Gather each line of the entries below that includes "They".

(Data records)
--- --- ---
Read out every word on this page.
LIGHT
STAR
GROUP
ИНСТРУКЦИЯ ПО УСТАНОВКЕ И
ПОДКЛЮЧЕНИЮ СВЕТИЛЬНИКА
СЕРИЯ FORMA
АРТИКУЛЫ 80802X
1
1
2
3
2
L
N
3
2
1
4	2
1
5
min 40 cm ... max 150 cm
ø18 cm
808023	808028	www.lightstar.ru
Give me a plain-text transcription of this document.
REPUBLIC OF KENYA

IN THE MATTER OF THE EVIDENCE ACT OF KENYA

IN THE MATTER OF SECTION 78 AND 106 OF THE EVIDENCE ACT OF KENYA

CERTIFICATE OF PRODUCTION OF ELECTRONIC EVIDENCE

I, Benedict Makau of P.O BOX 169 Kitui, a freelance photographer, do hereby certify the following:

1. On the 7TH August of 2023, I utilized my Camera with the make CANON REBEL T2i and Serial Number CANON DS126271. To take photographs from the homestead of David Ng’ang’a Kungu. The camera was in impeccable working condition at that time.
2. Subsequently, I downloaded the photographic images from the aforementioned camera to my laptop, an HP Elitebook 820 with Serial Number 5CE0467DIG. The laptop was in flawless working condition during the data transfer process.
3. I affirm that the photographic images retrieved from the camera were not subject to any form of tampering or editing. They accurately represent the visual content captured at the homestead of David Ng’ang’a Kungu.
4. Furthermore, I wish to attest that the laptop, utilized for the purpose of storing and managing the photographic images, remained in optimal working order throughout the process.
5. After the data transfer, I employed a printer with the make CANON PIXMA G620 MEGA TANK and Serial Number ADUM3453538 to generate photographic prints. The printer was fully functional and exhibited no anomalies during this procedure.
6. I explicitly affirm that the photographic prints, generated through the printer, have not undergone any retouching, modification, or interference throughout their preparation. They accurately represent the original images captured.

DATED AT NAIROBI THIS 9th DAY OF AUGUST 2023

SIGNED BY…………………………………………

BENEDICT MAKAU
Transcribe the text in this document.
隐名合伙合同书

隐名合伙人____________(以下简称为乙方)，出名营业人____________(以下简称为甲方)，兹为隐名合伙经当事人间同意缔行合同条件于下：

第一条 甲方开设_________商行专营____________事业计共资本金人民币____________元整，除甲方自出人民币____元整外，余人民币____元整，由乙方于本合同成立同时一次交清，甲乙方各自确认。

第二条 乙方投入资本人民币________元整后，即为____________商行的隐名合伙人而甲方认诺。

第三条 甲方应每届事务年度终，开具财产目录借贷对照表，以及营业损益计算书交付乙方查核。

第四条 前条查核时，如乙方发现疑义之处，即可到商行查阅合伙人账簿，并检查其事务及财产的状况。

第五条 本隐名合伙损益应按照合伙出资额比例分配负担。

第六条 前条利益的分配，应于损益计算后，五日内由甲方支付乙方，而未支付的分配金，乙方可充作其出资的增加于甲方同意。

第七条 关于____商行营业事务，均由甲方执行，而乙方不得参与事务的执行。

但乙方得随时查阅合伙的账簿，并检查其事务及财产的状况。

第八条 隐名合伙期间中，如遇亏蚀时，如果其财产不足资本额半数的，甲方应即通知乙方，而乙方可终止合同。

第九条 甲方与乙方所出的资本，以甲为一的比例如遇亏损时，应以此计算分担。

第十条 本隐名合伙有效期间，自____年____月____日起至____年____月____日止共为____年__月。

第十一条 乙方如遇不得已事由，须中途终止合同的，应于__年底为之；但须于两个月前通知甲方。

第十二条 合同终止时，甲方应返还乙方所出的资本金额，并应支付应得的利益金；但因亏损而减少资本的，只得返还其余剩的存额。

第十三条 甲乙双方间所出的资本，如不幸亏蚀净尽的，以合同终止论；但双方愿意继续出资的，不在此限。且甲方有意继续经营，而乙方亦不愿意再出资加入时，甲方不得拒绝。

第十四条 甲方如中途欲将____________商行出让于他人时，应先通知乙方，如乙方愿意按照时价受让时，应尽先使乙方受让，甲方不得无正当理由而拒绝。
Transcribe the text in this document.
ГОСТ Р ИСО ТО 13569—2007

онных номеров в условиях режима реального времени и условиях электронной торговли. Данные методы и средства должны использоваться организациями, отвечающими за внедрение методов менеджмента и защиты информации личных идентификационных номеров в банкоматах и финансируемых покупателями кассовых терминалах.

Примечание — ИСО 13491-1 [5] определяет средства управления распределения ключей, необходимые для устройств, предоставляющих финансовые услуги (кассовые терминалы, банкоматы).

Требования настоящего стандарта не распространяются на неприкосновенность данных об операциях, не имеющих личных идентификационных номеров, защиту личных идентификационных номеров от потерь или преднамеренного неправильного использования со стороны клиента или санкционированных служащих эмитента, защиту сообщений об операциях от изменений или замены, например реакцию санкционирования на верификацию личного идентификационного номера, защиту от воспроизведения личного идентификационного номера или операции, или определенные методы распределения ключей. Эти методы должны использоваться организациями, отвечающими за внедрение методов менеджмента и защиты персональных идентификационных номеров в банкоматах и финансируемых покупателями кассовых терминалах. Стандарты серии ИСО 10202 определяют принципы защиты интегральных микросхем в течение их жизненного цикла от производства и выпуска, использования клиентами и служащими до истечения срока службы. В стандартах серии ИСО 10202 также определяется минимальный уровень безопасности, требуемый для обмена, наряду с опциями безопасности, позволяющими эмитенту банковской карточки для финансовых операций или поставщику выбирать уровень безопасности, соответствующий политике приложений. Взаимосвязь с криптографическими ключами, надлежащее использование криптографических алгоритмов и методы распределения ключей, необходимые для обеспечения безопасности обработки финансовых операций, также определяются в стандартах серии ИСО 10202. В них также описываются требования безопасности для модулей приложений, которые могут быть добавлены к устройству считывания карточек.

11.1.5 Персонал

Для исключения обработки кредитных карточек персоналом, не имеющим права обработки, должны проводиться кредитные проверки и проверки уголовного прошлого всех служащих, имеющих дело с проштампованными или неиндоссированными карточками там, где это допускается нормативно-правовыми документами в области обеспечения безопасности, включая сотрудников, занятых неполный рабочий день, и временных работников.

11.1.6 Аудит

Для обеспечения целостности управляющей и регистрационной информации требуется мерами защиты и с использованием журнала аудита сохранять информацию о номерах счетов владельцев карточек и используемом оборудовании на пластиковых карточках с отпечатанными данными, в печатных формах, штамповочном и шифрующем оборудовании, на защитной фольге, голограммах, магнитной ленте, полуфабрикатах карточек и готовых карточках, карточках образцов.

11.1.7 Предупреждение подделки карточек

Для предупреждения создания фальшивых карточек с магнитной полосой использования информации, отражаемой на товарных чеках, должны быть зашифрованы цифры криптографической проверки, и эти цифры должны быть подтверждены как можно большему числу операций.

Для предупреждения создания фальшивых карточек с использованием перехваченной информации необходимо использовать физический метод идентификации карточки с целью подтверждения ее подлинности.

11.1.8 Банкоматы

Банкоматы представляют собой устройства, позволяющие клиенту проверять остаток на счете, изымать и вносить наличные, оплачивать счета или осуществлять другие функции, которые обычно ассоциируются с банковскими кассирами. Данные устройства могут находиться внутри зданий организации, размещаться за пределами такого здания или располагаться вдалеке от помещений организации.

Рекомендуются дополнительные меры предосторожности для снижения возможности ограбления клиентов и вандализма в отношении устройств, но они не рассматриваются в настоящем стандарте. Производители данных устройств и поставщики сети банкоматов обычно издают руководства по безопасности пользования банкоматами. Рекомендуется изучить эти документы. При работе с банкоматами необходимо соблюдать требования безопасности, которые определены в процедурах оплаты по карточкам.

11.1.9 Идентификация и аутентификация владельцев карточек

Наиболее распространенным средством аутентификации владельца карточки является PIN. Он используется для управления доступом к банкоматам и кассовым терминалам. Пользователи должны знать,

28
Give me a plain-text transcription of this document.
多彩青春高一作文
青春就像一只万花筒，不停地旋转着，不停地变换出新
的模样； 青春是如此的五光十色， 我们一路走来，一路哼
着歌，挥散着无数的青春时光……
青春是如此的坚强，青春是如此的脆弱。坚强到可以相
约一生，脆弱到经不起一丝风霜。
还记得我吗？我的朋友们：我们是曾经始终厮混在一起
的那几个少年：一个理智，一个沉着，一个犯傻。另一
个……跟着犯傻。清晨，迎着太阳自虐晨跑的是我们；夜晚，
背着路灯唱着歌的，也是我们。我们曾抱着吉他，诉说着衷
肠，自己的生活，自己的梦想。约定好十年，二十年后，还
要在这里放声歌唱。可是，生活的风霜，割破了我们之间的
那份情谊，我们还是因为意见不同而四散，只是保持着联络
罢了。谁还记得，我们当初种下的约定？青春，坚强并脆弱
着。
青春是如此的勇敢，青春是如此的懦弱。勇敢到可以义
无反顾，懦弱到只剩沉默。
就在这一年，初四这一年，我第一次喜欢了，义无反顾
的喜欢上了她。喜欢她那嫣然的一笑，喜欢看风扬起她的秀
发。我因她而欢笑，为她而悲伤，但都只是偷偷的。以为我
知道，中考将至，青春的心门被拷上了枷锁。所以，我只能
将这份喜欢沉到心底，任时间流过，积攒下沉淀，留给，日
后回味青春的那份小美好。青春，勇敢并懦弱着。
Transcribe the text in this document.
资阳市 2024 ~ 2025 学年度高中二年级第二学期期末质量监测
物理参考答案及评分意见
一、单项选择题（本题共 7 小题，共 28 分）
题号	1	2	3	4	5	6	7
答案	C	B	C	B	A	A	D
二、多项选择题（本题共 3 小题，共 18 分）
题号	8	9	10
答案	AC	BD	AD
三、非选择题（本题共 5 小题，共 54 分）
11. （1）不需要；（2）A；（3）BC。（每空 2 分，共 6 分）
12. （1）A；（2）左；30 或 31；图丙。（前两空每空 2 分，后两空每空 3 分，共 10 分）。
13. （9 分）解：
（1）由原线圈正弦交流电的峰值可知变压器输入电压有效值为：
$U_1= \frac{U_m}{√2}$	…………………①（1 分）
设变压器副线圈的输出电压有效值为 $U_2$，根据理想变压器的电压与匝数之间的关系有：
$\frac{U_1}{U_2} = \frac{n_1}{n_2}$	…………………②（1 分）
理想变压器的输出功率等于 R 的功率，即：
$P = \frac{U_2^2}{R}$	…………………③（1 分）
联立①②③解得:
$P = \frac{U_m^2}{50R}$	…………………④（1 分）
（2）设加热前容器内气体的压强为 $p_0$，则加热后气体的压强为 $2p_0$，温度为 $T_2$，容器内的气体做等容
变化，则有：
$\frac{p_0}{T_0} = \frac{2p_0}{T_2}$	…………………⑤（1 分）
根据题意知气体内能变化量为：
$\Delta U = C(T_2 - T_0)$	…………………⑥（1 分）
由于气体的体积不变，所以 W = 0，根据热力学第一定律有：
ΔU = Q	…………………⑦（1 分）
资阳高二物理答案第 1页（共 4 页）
--- --- ---
▶ ANSWER TO THIS EXERCISE:
3. I affirm that the photographic images retrieved from the camera were not subject to any form of tampering or editing. They accurately represent the visual content captured at the homestead of David Ng’ang’a Kungu.
6. I explicitly affirm that the photographic prints, generated through the printer, have not undergone any retouching, modification, or interference throughout their preparation. They accurately represent the original images captured.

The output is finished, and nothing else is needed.